Extracted records ▸
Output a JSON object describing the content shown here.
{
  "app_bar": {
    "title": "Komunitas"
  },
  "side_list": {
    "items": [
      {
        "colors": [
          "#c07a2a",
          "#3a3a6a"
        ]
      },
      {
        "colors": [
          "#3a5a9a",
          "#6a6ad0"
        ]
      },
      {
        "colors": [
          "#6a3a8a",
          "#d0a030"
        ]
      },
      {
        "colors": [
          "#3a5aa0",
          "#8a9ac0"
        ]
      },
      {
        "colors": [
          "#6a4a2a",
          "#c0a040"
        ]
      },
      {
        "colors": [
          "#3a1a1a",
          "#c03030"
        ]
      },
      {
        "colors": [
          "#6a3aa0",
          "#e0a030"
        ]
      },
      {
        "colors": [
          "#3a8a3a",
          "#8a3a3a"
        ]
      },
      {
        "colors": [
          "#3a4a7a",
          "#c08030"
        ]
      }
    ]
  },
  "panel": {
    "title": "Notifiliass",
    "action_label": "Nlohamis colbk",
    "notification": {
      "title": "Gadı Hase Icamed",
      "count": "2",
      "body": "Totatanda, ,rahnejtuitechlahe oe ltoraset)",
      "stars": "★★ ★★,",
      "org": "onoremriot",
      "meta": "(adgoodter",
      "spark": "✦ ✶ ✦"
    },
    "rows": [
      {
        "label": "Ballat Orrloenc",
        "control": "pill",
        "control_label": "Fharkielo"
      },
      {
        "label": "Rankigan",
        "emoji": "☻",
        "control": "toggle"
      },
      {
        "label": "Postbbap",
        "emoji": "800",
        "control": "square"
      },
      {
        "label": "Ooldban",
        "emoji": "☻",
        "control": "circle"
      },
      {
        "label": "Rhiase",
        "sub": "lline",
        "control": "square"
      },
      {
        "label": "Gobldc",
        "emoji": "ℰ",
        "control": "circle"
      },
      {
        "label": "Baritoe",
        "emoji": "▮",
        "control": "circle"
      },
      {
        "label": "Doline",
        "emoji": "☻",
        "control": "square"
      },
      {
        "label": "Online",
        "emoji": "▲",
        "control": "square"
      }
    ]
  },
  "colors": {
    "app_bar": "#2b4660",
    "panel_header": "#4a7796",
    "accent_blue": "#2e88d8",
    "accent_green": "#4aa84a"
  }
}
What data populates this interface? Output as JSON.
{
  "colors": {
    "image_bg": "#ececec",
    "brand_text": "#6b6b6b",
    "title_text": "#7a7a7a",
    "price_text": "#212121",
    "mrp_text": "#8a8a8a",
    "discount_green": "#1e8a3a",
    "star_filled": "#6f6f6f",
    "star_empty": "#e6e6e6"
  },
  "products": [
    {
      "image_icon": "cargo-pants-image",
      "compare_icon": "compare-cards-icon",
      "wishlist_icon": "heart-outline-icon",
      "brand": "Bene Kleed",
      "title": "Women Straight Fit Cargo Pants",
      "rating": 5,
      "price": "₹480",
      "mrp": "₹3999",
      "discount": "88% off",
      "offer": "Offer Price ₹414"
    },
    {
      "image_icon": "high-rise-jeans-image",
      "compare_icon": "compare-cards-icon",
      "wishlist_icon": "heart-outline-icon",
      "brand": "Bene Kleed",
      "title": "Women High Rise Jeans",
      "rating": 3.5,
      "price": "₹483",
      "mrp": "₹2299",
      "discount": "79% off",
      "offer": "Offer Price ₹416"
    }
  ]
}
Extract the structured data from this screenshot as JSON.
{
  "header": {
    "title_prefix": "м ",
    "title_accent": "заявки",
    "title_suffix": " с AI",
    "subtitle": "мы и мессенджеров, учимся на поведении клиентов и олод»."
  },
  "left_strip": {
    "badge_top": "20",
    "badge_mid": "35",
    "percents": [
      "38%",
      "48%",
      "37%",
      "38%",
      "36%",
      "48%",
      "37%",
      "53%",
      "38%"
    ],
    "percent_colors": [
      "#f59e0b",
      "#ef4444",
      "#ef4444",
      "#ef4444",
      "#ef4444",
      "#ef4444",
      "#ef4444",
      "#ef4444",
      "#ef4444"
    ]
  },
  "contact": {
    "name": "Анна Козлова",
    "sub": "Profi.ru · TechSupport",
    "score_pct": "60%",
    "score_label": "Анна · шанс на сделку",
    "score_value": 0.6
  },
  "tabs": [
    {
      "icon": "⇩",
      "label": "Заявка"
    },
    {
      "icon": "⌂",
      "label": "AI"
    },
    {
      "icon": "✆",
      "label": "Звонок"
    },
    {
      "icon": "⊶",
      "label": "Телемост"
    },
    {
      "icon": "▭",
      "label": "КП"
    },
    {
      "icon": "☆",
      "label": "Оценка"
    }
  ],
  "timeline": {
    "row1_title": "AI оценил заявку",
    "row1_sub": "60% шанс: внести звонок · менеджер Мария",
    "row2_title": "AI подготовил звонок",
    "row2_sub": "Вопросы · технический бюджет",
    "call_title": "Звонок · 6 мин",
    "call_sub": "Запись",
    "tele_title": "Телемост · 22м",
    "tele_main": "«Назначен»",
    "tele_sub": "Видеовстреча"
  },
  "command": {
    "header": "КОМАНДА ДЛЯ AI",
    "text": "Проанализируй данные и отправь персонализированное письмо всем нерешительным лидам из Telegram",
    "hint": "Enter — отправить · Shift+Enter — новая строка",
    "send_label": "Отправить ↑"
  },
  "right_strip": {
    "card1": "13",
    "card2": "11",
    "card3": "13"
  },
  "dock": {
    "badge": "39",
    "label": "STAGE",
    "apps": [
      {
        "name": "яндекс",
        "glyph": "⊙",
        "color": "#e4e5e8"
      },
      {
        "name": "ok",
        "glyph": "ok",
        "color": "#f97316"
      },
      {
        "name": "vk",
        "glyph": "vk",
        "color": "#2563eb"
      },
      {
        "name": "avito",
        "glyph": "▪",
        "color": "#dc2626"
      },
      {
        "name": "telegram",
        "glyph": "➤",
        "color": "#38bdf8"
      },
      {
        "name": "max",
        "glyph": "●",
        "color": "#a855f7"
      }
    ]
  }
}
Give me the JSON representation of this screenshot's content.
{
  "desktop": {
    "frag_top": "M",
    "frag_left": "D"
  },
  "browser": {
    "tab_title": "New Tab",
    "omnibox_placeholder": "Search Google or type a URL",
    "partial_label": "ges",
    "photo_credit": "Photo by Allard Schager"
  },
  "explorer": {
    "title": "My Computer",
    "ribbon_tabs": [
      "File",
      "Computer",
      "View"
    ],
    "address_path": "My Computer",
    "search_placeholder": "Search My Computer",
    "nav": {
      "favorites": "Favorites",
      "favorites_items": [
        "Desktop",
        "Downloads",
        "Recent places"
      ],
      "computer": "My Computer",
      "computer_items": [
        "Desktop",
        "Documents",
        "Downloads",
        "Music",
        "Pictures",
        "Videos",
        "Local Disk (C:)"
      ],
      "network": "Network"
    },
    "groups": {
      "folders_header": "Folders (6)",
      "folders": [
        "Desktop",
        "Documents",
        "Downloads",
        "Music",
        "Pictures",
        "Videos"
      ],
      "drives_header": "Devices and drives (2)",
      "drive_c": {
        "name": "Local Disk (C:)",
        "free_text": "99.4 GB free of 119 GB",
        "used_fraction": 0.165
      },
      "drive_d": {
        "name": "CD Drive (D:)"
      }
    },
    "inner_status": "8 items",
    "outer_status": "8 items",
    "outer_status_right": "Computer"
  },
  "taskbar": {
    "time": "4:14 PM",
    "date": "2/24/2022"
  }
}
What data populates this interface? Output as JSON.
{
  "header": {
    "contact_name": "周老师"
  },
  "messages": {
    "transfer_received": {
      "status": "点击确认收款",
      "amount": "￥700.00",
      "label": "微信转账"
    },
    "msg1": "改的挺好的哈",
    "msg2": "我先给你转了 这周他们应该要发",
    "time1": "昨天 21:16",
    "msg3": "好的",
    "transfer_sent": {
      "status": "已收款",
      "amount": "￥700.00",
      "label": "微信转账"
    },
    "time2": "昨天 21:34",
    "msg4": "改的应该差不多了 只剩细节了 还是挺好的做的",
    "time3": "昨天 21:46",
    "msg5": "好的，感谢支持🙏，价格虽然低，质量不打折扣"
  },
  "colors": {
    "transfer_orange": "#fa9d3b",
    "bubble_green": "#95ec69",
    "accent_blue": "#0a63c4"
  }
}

Required task ▸ Every line that holds the word "emoji" should be extracted.

Exercise solution ▸
        "emoji": "☻",
        "emoji": "800",
        "emoji": "☻",
        "emoji": "ℰ",
        "emoji": "▮",
        "emoji": "☻",
        "emoji": "▲",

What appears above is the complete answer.